## Begin Records for the task
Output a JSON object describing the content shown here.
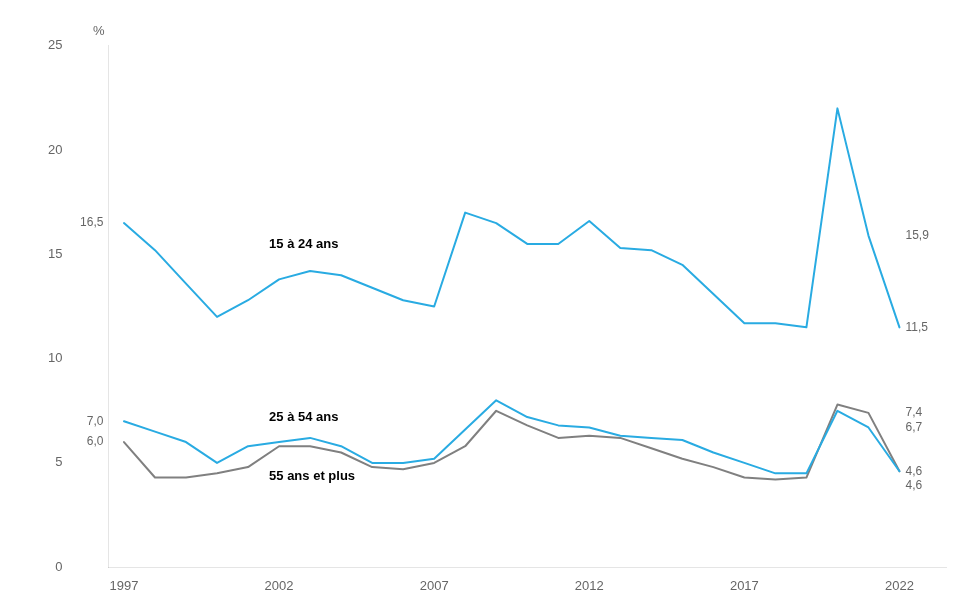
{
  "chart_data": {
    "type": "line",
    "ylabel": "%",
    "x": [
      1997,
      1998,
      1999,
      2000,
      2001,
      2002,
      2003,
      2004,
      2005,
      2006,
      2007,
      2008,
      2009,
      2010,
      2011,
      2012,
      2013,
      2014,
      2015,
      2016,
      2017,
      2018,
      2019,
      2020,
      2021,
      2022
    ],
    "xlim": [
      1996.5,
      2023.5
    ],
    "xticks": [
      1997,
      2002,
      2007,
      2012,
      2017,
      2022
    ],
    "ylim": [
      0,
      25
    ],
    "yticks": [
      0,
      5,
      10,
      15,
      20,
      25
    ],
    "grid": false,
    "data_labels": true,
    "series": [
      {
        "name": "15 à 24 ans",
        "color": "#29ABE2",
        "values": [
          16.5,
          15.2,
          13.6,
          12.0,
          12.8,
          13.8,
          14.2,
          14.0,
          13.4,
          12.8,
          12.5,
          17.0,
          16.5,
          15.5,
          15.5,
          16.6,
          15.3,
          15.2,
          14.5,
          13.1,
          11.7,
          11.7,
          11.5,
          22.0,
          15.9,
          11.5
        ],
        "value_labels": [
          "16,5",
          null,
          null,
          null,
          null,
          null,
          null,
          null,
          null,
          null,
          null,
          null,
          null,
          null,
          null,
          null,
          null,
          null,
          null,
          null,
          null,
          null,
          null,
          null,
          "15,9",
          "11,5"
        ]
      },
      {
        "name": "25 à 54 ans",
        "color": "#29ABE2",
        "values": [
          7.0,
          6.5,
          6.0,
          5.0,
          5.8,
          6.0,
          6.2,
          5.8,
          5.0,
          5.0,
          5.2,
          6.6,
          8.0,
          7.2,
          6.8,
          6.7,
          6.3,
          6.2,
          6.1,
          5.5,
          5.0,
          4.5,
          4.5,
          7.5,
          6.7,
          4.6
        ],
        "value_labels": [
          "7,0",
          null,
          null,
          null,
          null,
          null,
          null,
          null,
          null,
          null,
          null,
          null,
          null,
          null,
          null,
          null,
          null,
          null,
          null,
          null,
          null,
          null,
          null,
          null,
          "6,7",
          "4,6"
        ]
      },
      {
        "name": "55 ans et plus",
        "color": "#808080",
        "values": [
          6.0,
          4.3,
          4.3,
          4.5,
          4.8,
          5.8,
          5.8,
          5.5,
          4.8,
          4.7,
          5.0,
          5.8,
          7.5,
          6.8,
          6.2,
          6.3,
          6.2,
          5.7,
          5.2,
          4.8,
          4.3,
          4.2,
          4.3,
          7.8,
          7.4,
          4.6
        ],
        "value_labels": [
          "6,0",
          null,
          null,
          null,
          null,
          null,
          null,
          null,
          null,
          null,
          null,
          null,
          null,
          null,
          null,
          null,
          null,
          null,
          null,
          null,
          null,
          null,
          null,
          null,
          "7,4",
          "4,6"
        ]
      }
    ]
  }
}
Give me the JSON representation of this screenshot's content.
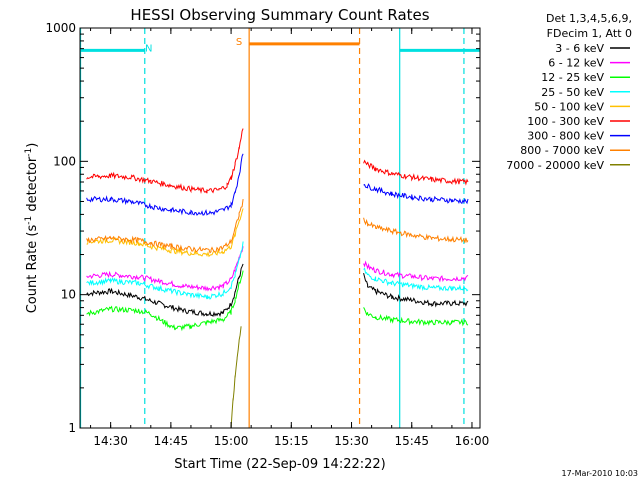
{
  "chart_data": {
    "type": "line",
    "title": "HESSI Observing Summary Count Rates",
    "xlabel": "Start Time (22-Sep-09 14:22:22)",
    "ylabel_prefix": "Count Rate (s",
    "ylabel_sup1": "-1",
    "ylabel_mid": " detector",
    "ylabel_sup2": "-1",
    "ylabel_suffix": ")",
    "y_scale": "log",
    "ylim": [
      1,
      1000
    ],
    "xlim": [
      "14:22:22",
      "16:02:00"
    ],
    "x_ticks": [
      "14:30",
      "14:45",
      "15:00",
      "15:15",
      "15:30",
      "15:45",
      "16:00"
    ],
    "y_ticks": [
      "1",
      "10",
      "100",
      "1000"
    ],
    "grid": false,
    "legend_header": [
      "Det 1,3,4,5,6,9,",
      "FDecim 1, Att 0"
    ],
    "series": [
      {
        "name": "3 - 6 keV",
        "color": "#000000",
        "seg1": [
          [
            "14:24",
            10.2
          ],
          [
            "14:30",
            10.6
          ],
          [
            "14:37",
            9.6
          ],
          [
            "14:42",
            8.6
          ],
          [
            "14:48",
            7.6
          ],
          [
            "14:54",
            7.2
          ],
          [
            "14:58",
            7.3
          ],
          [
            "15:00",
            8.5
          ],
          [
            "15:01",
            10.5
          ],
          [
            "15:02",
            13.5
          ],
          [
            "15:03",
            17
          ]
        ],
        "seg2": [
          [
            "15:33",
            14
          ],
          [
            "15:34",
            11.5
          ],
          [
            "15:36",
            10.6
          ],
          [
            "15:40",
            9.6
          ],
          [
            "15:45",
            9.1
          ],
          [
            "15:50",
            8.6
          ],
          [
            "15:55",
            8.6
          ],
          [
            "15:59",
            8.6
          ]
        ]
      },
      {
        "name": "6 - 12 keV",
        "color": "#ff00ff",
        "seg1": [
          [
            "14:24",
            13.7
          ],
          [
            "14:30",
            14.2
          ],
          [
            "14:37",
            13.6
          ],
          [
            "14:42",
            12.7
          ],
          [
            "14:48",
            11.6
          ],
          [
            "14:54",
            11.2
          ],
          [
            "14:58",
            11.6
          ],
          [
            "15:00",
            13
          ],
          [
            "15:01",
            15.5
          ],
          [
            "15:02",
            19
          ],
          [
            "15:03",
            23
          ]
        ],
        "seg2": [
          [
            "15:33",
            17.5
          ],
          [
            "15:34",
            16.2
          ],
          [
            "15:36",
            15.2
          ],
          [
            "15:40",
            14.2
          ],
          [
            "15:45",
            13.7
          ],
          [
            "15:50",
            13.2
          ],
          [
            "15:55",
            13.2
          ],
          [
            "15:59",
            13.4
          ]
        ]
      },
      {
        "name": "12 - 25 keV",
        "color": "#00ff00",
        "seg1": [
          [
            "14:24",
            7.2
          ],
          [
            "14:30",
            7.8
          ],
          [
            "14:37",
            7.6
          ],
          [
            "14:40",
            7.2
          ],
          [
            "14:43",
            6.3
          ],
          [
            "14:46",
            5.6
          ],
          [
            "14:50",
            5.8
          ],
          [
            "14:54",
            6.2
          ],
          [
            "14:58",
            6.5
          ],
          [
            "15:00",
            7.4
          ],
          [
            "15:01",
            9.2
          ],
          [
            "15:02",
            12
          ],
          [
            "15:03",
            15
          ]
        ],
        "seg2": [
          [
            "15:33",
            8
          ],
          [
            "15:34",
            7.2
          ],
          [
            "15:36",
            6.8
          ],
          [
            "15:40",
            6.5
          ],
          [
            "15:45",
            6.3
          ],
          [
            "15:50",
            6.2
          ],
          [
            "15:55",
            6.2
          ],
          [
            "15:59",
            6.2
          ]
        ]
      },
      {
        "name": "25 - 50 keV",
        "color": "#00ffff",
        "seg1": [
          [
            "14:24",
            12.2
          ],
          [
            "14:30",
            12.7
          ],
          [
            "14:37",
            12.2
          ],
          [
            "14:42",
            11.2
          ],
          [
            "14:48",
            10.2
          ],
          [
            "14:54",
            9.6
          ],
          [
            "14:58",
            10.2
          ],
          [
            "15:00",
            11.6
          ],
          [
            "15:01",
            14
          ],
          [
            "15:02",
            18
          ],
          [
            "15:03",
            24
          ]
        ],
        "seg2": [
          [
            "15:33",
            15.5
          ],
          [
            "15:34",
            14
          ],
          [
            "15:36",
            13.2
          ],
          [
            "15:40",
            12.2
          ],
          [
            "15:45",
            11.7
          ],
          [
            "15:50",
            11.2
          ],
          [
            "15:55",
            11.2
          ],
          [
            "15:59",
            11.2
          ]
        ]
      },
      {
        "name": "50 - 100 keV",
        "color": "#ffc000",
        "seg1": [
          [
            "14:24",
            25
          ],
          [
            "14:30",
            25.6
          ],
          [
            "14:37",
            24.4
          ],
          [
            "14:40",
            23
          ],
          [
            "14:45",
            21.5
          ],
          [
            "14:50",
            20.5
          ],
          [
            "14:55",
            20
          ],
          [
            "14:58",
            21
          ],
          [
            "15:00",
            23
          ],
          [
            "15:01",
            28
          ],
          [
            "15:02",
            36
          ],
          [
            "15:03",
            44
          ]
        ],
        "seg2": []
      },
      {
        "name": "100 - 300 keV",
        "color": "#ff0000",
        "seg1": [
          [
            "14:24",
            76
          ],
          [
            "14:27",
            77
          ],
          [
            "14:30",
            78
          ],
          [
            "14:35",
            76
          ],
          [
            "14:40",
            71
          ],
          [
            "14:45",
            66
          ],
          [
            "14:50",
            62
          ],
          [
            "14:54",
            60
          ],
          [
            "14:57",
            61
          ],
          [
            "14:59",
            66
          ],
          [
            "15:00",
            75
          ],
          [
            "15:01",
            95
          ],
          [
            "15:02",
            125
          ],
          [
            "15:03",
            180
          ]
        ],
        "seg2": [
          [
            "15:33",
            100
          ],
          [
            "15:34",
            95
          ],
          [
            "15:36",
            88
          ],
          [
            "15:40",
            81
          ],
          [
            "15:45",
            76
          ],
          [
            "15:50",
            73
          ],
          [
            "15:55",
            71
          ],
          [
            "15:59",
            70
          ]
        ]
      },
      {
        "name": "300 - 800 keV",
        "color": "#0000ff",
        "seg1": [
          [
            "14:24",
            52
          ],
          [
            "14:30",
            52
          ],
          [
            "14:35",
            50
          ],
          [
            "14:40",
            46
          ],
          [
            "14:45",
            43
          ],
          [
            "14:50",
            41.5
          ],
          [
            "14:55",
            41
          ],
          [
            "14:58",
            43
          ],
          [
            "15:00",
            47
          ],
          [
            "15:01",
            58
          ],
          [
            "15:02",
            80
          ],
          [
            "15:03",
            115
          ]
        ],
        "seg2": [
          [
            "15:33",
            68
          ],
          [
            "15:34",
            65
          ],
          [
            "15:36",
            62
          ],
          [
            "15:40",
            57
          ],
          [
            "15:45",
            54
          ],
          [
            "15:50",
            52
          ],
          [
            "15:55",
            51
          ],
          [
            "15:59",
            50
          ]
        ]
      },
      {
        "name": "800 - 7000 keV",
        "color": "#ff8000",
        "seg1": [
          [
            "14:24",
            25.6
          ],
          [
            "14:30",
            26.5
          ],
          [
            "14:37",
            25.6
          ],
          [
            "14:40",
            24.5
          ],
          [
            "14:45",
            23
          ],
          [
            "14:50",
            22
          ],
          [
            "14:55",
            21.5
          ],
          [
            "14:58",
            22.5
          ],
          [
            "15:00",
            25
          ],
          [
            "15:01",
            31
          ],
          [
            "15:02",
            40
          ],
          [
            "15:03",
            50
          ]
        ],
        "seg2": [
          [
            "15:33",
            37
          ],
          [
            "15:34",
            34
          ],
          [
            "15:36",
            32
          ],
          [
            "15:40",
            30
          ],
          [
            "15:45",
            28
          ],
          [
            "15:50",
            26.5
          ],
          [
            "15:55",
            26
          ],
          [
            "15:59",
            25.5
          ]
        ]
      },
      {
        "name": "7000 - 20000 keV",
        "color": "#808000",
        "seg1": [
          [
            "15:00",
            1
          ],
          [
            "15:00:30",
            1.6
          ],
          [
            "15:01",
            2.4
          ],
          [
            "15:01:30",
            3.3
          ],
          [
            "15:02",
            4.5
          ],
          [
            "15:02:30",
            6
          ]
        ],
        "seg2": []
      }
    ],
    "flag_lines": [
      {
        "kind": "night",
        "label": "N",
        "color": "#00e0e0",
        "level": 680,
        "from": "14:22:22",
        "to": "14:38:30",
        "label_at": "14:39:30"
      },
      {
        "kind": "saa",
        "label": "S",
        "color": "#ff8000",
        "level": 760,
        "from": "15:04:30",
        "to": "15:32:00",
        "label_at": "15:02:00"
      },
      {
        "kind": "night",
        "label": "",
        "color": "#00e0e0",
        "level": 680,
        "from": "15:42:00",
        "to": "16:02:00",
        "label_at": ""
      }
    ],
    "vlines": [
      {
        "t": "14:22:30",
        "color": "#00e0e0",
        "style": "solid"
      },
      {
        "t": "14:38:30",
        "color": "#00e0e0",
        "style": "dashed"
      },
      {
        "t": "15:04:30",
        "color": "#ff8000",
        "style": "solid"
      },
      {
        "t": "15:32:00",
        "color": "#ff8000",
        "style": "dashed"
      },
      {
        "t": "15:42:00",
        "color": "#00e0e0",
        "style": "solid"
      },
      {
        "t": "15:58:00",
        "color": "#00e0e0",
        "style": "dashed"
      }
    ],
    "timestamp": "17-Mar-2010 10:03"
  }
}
## End Records for the task
Task requirements
Identify and list each line with the word "Count".

Response
    "title": "HESSI Observing Summary Count Rates",
    "ylabel_prefix": "Count Rate (s",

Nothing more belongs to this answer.